▸ Exercise details: Tell how many lines include the string "structure". Answer with a single number.

--- Start Rows ---

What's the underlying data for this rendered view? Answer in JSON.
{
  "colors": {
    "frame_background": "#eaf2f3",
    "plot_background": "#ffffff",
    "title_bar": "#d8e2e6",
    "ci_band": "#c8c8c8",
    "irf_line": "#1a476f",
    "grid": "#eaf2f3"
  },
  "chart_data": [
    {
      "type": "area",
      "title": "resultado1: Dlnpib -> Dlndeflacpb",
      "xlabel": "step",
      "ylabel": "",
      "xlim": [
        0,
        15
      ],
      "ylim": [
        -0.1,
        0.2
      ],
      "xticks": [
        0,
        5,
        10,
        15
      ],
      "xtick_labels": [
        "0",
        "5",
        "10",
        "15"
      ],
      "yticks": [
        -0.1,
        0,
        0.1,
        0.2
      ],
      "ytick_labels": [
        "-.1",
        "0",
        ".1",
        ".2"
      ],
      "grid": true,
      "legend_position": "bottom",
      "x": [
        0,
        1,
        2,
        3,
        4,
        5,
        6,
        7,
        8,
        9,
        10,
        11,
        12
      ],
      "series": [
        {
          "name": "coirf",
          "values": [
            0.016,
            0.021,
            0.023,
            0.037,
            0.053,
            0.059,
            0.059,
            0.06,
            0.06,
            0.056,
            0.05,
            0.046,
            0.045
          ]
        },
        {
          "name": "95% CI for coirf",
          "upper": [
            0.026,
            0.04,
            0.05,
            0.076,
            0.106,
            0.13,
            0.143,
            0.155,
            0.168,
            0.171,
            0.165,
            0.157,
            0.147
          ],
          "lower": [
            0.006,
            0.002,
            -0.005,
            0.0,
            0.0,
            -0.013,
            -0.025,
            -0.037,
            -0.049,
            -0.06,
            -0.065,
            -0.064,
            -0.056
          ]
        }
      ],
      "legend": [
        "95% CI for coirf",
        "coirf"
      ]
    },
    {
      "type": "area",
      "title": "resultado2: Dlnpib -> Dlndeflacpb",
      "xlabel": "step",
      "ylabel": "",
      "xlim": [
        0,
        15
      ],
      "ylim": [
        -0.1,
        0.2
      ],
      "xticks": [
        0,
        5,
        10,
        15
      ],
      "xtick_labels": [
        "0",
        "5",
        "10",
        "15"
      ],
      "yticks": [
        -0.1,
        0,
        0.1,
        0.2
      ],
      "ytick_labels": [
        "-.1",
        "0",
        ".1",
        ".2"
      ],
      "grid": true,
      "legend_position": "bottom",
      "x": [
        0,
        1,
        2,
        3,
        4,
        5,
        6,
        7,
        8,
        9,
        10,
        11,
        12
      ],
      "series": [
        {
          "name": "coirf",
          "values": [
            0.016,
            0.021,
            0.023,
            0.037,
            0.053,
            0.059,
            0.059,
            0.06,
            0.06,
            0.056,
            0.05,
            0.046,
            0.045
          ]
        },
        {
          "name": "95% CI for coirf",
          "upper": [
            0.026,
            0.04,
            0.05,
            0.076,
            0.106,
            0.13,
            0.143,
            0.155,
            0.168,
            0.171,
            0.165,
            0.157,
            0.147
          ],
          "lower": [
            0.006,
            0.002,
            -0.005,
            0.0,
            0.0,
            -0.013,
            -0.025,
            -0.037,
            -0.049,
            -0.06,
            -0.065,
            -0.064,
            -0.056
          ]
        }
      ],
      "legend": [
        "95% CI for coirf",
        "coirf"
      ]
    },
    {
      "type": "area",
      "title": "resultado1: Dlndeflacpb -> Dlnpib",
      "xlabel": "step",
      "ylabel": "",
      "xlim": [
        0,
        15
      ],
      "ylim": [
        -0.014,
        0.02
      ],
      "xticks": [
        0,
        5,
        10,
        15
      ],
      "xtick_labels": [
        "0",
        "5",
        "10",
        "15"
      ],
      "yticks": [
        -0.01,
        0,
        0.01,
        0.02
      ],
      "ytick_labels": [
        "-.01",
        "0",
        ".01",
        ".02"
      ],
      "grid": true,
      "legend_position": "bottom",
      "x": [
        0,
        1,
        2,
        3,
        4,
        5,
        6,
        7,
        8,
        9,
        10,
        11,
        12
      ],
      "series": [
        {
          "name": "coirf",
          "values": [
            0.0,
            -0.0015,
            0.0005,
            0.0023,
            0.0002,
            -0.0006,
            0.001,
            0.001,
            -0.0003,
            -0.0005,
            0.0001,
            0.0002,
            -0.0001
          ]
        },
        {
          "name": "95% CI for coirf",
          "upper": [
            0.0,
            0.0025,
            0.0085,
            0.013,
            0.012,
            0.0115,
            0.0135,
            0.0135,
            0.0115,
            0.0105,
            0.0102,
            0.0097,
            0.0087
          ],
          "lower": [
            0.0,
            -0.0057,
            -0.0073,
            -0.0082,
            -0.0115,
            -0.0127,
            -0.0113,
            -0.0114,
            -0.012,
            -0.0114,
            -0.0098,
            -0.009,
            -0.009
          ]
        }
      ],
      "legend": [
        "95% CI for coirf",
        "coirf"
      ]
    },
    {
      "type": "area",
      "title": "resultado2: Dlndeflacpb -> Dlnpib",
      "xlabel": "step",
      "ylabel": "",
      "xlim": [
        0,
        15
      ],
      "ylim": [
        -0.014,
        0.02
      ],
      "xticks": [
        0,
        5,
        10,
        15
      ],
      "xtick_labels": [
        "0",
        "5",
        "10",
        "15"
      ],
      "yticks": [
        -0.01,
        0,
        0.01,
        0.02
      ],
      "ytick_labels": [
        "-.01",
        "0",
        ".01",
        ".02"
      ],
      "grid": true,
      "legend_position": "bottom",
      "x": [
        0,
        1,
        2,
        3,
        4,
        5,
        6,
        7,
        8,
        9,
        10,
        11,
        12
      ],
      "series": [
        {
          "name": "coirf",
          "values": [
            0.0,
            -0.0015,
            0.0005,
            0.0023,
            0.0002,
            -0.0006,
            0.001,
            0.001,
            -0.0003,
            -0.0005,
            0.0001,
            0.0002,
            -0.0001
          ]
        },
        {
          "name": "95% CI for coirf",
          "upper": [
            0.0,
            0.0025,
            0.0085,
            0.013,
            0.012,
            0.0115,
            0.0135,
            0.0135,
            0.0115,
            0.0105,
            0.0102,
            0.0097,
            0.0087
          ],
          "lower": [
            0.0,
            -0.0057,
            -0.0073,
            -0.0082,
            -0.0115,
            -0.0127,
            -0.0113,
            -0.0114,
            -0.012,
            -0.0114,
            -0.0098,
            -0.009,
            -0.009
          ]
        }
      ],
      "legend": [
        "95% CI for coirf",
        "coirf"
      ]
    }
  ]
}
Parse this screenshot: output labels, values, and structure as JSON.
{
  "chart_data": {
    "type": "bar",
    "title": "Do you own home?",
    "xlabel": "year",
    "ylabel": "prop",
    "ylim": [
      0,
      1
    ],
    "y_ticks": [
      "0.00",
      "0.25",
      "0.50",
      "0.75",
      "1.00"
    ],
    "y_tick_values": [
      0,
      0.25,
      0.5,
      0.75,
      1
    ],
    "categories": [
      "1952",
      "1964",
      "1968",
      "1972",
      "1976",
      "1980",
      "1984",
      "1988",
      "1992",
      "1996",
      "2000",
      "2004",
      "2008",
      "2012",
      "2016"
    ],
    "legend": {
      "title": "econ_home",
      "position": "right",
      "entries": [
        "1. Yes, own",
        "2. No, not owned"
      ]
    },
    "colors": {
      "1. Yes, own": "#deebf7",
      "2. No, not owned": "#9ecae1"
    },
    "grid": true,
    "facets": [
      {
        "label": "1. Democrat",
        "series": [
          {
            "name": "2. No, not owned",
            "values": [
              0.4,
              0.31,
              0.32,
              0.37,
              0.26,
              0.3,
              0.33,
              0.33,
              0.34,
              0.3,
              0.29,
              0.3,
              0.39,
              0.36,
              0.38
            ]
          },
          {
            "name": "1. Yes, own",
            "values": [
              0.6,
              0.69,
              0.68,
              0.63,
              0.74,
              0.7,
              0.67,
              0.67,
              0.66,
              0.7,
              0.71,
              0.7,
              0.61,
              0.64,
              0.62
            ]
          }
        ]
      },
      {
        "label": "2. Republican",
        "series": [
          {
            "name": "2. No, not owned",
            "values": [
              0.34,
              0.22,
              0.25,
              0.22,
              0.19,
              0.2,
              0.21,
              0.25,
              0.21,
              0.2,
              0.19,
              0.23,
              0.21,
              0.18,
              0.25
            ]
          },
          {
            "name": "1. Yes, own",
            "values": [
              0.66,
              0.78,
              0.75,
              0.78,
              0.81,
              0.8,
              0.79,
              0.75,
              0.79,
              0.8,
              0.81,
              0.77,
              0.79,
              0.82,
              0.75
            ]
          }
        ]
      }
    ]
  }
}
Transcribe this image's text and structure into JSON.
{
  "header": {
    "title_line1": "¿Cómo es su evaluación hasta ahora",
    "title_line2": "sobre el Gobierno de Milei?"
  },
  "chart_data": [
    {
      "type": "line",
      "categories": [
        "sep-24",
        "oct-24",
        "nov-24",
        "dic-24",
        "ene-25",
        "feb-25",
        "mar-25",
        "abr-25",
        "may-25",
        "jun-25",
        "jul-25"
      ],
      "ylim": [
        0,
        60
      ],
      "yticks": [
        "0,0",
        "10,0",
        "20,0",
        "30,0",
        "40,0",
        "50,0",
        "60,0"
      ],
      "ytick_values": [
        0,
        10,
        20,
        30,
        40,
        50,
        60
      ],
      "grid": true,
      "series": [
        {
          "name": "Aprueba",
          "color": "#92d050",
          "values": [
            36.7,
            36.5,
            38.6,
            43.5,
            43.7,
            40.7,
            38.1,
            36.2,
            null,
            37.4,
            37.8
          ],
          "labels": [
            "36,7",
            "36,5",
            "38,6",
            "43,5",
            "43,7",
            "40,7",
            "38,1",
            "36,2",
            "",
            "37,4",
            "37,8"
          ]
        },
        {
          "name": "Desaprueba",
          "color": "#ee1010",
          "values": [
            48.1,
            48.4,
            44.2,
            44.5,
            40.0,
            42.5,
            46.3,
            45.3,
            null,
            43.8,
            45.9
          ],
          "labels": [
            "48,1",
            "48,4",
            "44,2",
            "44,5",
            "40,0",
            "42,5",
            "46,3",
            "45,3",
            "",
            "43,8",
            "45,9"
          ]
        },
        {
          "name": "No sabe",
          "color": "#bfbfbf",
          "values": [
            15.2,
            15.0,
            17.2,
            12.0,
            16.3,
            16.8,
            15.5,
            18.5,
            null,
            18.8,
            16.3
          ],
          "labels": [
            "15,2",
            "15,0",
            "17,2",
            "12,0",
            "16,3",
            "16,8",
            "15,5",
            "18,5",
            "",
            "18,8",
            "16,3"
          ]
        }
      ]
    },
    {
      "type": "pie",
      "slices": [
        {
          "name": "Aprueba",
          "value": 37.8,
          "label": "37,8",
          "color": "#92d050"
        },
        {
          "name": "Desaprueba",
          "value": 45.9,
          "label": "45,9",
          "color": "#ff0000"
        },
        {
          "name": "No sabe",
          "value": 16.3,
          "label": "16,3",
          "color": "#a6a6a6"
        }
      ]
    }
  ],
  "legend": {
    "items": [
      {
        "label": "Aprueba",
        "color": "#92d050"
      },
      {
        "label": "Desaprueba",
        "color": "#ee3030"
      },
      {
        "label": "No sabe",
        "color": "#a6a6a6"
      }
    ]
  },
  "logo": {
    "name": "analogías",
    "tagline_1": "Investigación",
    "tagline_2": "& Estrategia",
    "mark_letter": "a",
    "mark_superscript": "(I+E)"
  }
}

--- End Rows ---

▸ Task result: 2